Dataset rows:
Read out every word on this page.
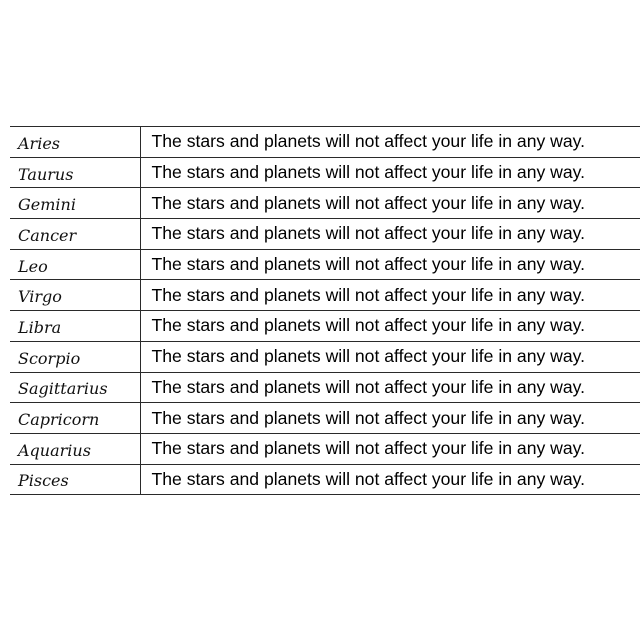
Aries	The stars and planets will not affect your life in any way.
Taurus	The stars and planets will not affect your life in any way.
Gemini	The stars and planets will not affect your life in any way.
Cancer	The stars and planets will not affect your life in any way.
Leo	The stars and planets will not affect your life in any way.
Virgo	The stars and planets will not affect your life in any way.
Libra	The stars and planets will not affect your life in any way.
Scorpio	The stars and planets will not affect your life in any way.
Sagittarius	The stars and planets will not affect your life in any way.
Capricorn	The stars and planets will not affect your life in any way.
Aquarius	The stars and planets will not affect your life in any way.
Pisces	The stars and planets will not affect your life in any way.
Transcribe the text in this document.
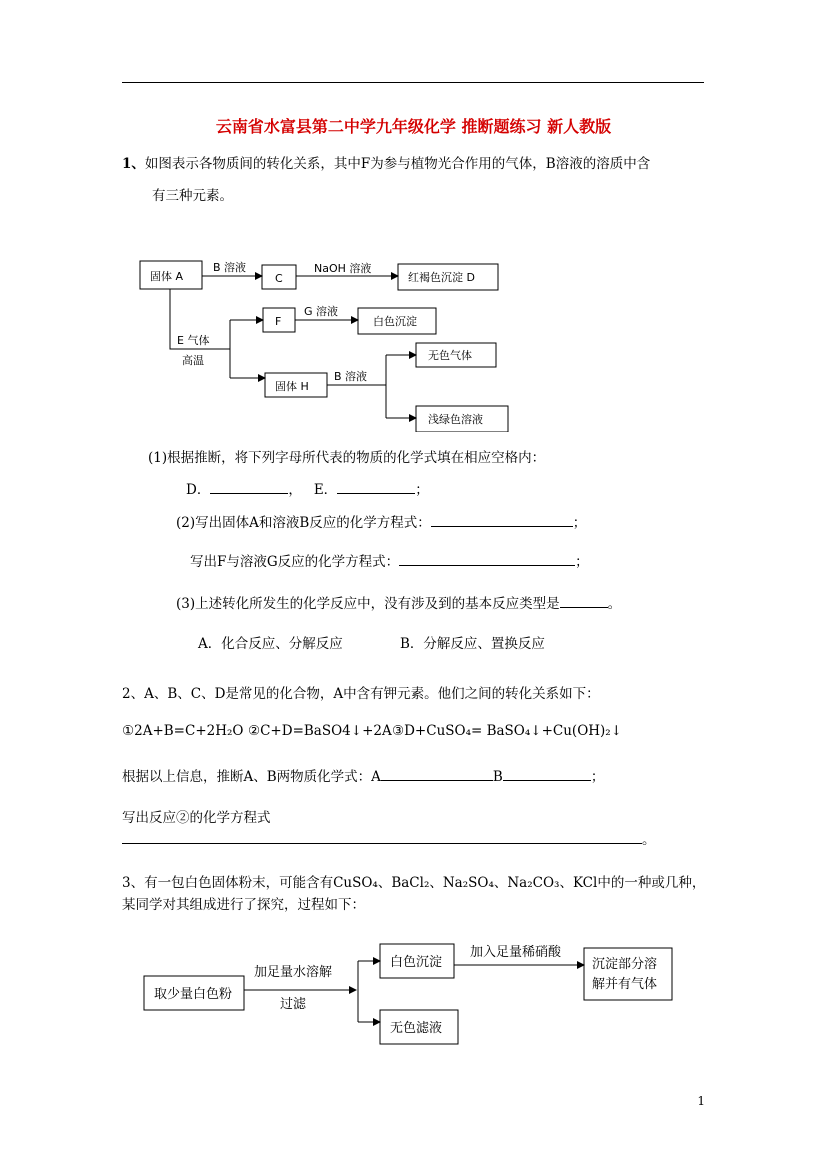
云南省水富县第二中学九年级化学 推断题练习 新人教版
1、如图表示各物质间的转化关系，其中F为参与植物光合作用的气体，B溶液的溶质中含
有三种元素。
固体 A
B 溶液
C
NaOH 溶液
红褐色沉淀 D
E 气体
高温
F
G 溶液
白色沉淀
固体 H
B 溶液
无色气体
浅绿色溶液
(1)根据推断，将下列字母所代表的物质的化学式填在相应空格内：
D．	， E．	；
(2)写出固体A和溶液B反应的化学方程式：	；
写出F与溶液G反应的化学方程式：	；
(3)上述转化所发生的化学反应中，没有涉及到的基本反应类型是	。
A．化合反应、分解反应	B．分解反应、置换反应
2、A、B、C、D是常见的化合物，A中含有钾元素。他们之间的转化关系如下：
①2A+B=C+2H₂O ②C+D=BaSO4↓+2A ③D+CuSO₄= BaSO₄↓+Cu(OH)₂↓
根据以上信息，推断A、B两物质化学式：A	B	；
写出反应②的化学方程式
。
3、有一包白色固体粉末，可能含有CuSO₄、BaCl₂、Na₂SO₄、Na₂CO₃、KCl中的一种或几种，
某同学对其组成进行了探究，过程如下：
取少量白色粉
加足量水溶解
过滤
白色沉淀
加入足量稀硝酸
沉淀部分溶
解并有气体
无色滤液
1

- **WHAT TO DO**:
Gather each line in these records that contains the string "planets".

- **REPLY TO THE TASK**:
Aries	The stars and planets will not affect your life in any way.
Taurus	The stars and planets will not affect your life in any way.
Gemini	The stars and planets will not affect your life in any way.
Cancer	The stars and planets will not affect your life in any way.
Leo	The stars and planets will not affect your life in any way.
Virgo	The stars and planets will not affect your life in any way.
Libra	The stars and planets will not affect your life in any way.
Scorpio	The stars and planets will not affect your life in any way.
Sagittarius	The stars and planets will not affect your life in any way.
Capricorn	The stars and planets will not affect your life in any way.
Aquarius	The stars and planets will not affect your life in any way.
Pisces	The stars and planets will not affect your life in any way.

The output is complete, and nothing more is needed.